Take every line from the material that has the word "name" in it.

_INPUT DATA_.
======

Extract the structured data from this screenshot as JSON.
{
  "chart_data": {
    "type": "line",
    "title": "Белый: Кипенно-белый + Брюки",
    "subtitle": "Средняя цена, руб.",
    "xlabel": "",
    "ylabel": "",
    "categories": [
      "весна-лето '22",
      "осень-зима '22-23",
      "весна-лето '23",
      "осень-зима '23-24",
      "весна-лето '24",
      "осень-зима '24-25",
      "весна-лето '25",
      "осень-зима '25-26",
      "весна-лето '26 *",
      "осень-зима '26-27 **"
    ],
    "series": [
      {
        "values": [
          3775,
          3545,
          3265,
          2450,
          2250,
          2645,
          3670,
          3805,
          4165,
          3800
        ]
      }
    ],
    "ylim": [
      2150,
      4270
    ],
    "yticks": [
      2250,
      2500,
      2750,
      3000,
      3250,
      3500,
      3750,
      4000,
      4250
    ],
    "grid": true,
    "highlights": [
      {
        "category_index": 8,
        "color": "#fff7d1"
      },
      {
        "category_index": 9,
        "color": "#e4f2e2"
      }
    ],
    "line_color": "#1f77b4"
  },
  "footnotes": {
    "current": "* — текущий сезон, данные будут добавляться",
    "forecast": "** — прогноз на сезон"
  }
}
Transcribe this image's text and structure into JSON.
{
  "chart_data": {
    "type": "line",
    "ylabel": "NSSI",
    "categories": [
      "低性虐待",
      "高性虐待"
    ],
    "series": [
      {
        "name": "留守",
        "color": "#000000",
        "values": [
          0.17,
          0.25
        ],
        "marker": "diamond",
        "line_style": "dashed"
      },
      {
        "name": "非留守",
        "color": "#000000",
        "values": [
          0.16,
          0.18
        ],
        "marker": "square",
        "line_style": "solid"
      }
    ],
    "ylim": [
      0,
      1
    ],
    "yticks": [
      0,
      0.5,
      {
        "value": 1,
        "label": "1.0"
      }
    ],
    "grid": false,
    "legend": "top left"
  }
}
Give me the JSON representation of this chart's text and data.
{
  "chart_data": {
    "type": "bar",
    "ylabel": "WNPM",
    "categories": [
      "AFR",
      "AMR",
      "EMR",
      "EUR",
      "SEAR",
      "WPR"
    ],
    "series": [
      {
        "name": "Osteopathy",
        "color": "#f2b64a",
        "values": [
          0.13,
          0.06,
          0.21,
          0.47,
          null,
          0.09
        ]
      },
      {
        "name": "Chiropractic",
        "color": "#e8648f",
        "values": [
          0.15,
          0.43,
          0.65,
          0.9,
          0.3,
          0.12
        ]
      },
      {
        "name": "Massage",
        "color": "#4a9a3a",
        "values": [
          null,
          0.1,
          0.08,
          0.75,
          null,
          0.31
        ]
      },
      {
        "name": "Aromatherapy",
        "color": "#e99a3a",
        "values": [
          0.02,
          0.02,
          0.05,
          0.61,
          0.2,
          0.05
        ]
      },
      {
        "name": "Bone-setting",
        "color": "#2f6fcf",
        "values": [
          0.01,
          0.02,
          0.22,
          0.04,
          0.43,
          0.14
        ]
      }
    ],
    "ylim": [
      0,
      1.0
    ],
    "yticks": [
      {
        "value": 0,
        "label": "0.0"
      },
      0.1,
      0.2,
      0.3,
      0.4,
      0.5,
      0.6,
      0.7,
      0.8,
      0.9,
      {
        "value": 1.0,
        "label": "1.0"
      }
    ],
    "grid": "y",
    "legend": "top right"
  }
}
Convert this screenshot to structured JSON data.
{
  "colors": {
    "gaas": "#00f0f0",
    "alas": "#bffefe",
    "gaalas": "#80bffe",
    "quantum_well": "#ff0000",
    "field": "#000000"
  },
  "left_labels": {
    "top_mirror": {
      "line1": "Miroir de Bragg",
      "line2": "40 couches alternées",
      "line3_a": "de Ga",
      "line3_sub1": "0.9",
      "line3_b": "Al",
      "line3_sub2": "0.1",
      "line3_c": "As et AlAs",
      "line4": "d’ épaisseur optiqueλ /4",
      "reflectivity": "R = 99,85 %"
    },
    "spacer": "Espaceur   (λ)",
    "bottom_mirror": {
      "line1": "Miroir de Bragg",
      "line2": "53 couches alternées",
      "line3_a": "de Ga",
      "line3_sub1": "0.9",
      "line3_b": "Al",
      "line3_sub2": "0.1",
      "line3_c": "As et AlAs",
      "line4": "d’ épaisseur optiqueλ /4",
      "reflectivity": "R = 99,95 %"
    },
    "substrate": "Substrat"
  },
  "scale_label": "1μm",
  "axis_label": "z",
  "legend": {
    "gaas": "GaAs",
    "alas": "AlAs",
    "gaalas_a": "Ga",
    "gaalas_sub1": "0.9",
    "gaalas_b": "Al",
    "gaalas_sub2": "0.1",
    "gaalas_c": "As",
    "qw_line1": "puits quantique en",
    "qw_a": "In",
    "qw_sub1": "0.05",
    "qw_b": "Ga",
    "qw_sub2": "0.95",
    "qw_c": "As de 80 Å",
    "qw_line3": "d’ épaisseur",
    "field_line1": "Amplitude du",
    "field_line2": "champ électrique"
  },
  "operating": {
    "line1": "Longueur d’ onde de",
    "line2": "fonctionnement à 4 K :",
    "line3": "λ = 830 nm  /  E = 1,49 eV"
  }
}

======

_RIGHT ANSWER_.
        "name": "留守",
        "name": "非留守",
        "name": "Osteopathy",
        "name": "Chiropractic",
        "name": "Massage",
        "name": "Aromatherapy",
        "name": "Bone-setting",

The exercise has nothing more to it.